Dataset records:
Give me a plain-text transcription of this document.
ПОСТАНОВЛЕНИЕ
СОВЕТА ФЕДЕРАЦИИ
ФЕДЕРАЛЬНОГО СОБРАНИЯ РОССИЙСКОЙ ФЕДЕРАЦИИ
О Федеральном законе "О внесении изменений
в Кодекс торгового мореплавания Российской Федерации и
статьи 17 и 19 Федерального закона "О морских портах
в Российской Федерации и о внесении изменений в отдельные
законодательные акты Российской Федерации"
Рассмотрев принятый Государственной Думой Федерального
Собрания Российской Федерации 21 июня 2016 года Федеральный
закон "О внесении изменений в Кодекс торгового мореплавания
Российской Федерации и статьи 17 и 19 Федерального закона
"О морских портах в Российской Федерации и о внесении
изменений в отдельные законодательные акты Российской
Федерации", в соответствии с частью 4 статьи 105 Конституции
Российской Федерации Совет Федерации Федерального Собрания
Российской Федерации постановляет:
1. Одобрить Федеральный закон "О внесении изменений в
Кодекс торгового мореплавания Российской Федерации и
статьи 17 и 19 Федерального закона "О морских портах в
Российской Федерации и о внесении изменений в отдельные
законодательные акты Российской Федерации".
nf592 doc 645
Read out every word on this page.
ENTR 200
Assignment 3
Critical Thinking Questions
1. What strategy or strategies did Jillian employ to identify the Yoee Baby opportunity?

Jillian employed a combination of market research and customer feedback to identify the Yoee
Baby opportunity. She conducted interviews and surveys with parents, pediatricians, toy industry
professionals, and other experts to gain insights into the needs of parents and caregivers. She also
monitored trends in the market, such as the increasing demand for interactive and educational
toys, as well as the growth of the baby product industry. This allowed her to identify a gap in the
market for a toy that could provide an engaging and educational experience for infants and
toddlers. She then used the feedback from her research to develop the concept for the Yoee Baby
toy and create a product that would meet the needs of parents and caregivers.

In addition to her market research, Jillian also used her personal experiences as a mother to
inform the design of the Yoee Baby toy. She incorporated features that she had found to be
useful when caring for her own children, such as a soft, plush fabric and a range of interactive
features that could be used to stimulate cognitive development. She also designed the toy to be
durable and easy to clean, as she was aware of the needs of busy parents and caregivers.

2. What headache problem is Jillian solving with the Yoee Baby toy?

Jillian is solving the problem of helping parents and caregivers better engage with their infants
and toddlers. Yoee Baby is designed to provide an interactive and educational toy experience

WORK TO DO: Transcribe all the entries, keeping each one exactly as it is.

RESPONSE FOR THIS EXERCISE:
Give me a plain-text transcription of this document.
ПОСТАНОВЛЕНИЕ
СОВЕТА ФЕДЕРАЦИИ
ФЕДЕРАЛЬНОГО СОБРАНИЯ РОССИЙСКОЙ ФЕДЕРАЦИИ
О Федеральном законе "О внесении изменений
в Кодекс торгового мореплавания Российской Федерации и
статьи 17 и 19 Федерального закона "О морских портах
в Российской Федерации и о внесении изменений в отдельные
законодательные акты Российской Федерации"
Рассмотрев принятый Государственной Думой Федерального
Собрания Российской Федерации 21 июня 2016 года Федеральный
закон "О внесении изменений в Кодекс торгового мореплавания
Российской Федерации и статьи 17 и 19 Федерального закона
"О морских портах в Российской Федерации и о внесении
изменений в отдельные законодательные акты Российской
Федерации", в соответствии с частью 4 статьи 105 Конституции
Российской Федерации Совет Федерации Федерального Собрания
Российской Федерации постановляет:
1. Одобрить Федеральный закон "О внесении изменений в
Кодекс торгового мореплавания Российской Федерации и
статьи 17 и 19 Федерального закона "О морских портах в
Российской Федерации и о внесении изменений в отдельные
законодательные акты Российской Федерации".
nf592 doc 645
Read out every word on this page.
ENTR 200
Assignment 3
Critical Thinking Questions
1. What strategy or strategies did Jillian employ to identify the Yoee Baby opportunity?

Jillian employed a combination of market research and customer feedback to identify the Yoee
Baby opportunity. She conducted interviews and surveys with parents, pediatricians, toy industry
professionals, and other experts to gain insights into the needs of parents and caregivers. She also
monitored trends in the market, such as the increasing demand for interactive and educational
toys, as well as the growth of the baby product industry. This allowed her to identify a gap in the
market for a toy that could provide an engaging and educational experience for infants and
toddlers. She then used the feedback from her research to develop the concept for the Yoee Baby
toy and create a product that would meet the needs of parents and caregivers.

In addition to her market research, Jillian also used her personal experiences as a mother to
inform the design of the Yoee Baby toy. She incorporated features that she had found to be
useful when caring for her own children, such as a soft, plush fabric and a range of interactive
features that could be used to stimulate cognitive development. She also designed the toy to be
durable and easy to clean, as she was aware of the needs of busy parents and caregivers.

2. What headache problem is Jillian solving with the Yoee Baby toy?

Jillian is solving the problem of helping parents and caregivers better engage with their infants
and toddlers. Yoee Baby is designed to provide an interactive and educational toy experience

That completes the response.